• What you have to do: Below is a block of records; reproduce all of them exactly and leave out any pictures.
%%
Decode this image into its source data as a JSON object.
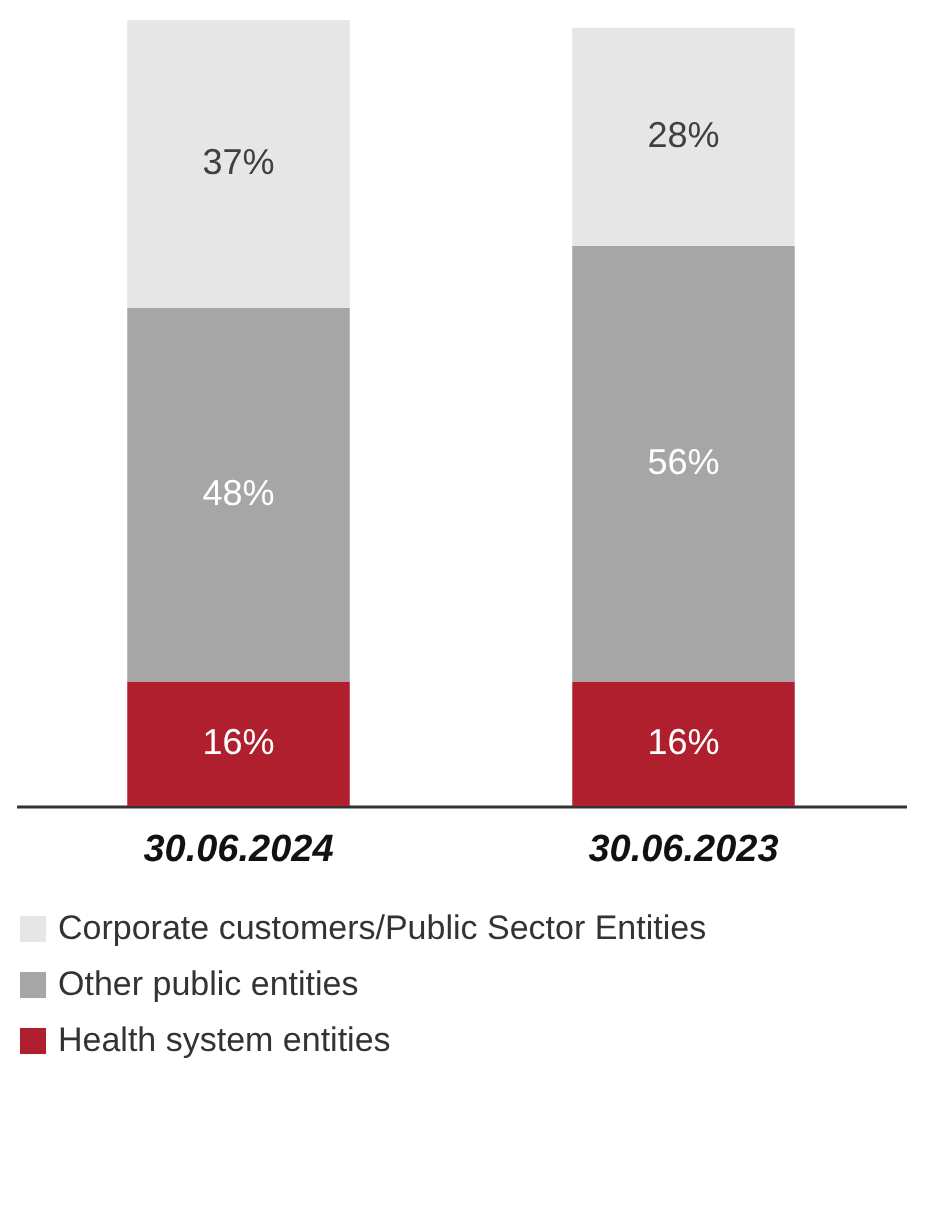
{
  "chart_data": {
    "type": "bar",
    "stacked": true,
    "legend": "bottom",
    "categories": [
      "30.06.2024",
      "30.06.2023"
    ],
    "series": [
      {
        "name": "Health system entities",
        "color": "#b01f2e",
        "values": [
          16,
          16
        ],
        "value_labels": [
          "16%",
          "16%"
        ]
      },
      {
        "name": "Other public entities",
        "color": "#a6a6a6",
        "values": [
          48,
          56
        ],
        "value_labels": [
          "48%",
          "56%"
        ]
      },
      {
        "name": "Corporate customers/Public Sector Entities",
        "color": "#e6e6e6",
        "values": [
          37,
          28
        ],
        "value_labels": [
          "37%",
          "28%"
        ]
      }
    ]
  }
}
%%
• Written answer:
Decode this image into its source data as a JSON object.
{
  "chart_data": {
    "type": "bar",
    "stacked": true,
    "legend": "bottom",
    "categories": [
      "30.06.2024",
      "30.06.2023"
    ],
    "series": [
      {
        "name": "Health system entities",
        "color": "#b01f2e",
        "values": [
          16,
          16
        ],
        "value_labels": [
          "16%",
          "16%"
        ]
      },
      {
        "name": "Other public entities",
        "color": "#a6a6a6",
        "values": [
          48,
          56
        ],
        "value_labels": [
          "48%",
          "56%"
        ]
      },
      {
        "name": "Corporate customers/Public Sector Entities",
        "color": "#e6e6e6",
        "values": [
          37,
          28
        ],
        "value_labels": [
          "37%",
          "28%"
        ]
      }
    ]
  }
}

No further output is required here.